■ Task objective:
Skip every picture, then write out exactly the lines of the listing below from the line that contains "Give me the" through the final line.

□ □ □ □

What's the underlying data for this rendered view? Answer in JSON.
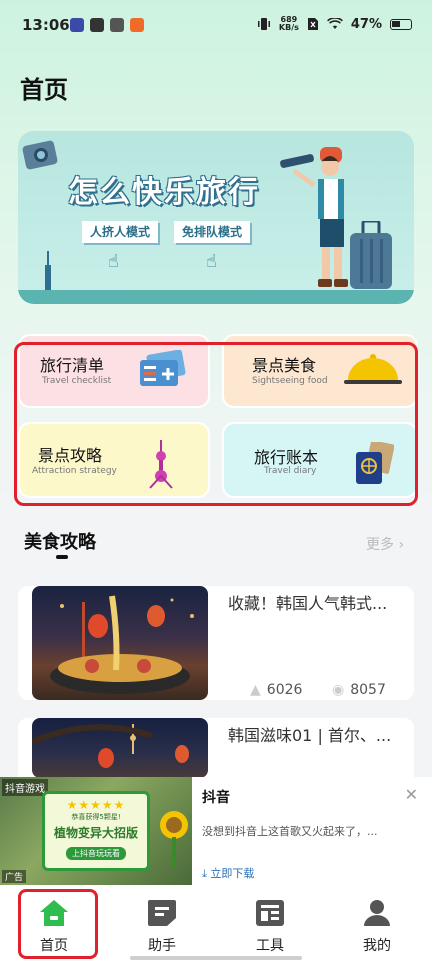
{
  "status_bar": {
    "time": "13:06",
    "net_speed_value": "689",
    "net_speed_unit": "KB/s",
    "battery": "47%"
  },
  "page": {
    "title": "首页"
  },
  "banner": {
    "title": "怎么快乐旅行",
    "button_1": "人挤人模式",
    "button_2": "免排队模式"
  },
  "quick_links": [
    {
      "title": "旅行清单",
      "subtitle": "Travel checklist",
      "icon": "ticket-icon"
    },
    {
      "title": "景点美食",
      "subtitle": "Sightseeing food",
      "icon": "food-cloche-icon"
    },
    {
      "title": "景点攻略",
      "subtitle": "Attraction strategy",
      "icon": "tower-icon"
    },
    {
      "title": "旅行账本",
      "subtitle": "Travel diary",
      "icon": "passport-icon"
    }
  ],
  "section": {
    "title": "美食攻略",
    "more": "更多"
  },
  "articles": [
    {
      "title": "收藏！韩国人气韩式...",
      "views": "6026",
      "likes": "8057"
    },
    {
      "title": "韩国滋味01 | 首尔、..."
    }
  ],
  "ad": {
    "brand_tag": "抖音游戏",
    "label": "广告",
    "image_small": "恭喜获得5颗星!",
    "image_big": "植物变异大招版",
    "image_cta": "上抖音玩玩看",
    "title": "抖音",
    "description": "没想到抖音上这首歌又火起来了，...",
    "download": "立即下载"
  },
  "nav": [
    {
      "label": "首页",
      "icon": "home-icon",
      "active": true
    },
    {
      "label": "助手",
      "icon": "assistant-icon",
      "active": false
    },
    {
      "label": "工具",
      "icon": "tools-icon",
      "active": false
    },
    {
      "label": "我的",
      "icon": "profile-icon",
      "active": false
    }
  ],
  "colors": {
    "accent_green": "#2ebd4e",
    "highlight_red": "#e0202a"
  }
}
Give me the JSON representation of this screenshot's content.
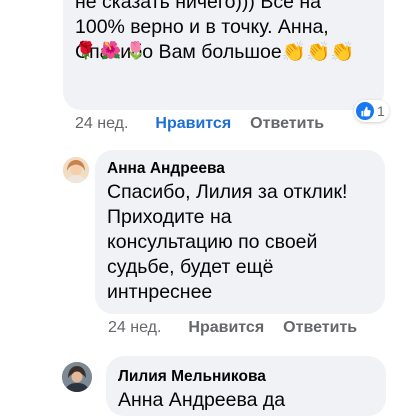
{
  "comment1": {
    "text": "не сказать ничего))) Все на\n100% верно и в точку. Анна,\nСпасибо Вам большое👏👏👏",
    "emojis": [
      "🌹",
      "🌺",
      "🌷"
    ],
    "time": "24 нед.",
    "like_label": "Нравится",
    "reply_label": "Ответить",
    "reaction_count": "1",
    "accent_color": "#1d6fd8"
  },
  "comment2": {
    "author": "Анна Андреева",
    "text": "Спасибо, Лилия за отклик!\nПриходите на\nконсультацию по своей\nсудьбе, будет ещё\nинтнреснее",
    "time": "24 нед.",
    "like_label": "Нравится",
    "reply_label": "Ответить"
  },
  "comment3": {
    "author": "Лилия Мельникова",
    "text": "Анна Андреева да"
  }
}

□ □ □ □

■ Finished answer:
Give me the JSON representation of this screenshot's content.
{
  "comment1": {
    "text": "не сказать ничего))) Все на\n100% верно и в точку. Анна,\nСпасибо Вам большое👏👏👏",
    "emojis": [
      "🌹",
      "🌺",
      "🌷"
    ],
    "time": "24 нед.",
    "like_label": "Нравится",
    "reply_label": "Ответить",
    "reaction_count": "1",
    "accent_color": "#1d6fd8"
  },
  "comment2": {
    "author": "Анна Андреева",
    "text": "Спасибо, Лилия за отклик!\nПриходите на\nконсультацию по своей\nсудьбе, будет ещё\nинтнреснее",
    "time": "24 нед.",
    "like_label": "Нравится",
    "reply_label": "Ответить"
  },
  "comment3": {
    "author": "Лилия Мельникова",
    "text": "Анна Андреева да"
  }
}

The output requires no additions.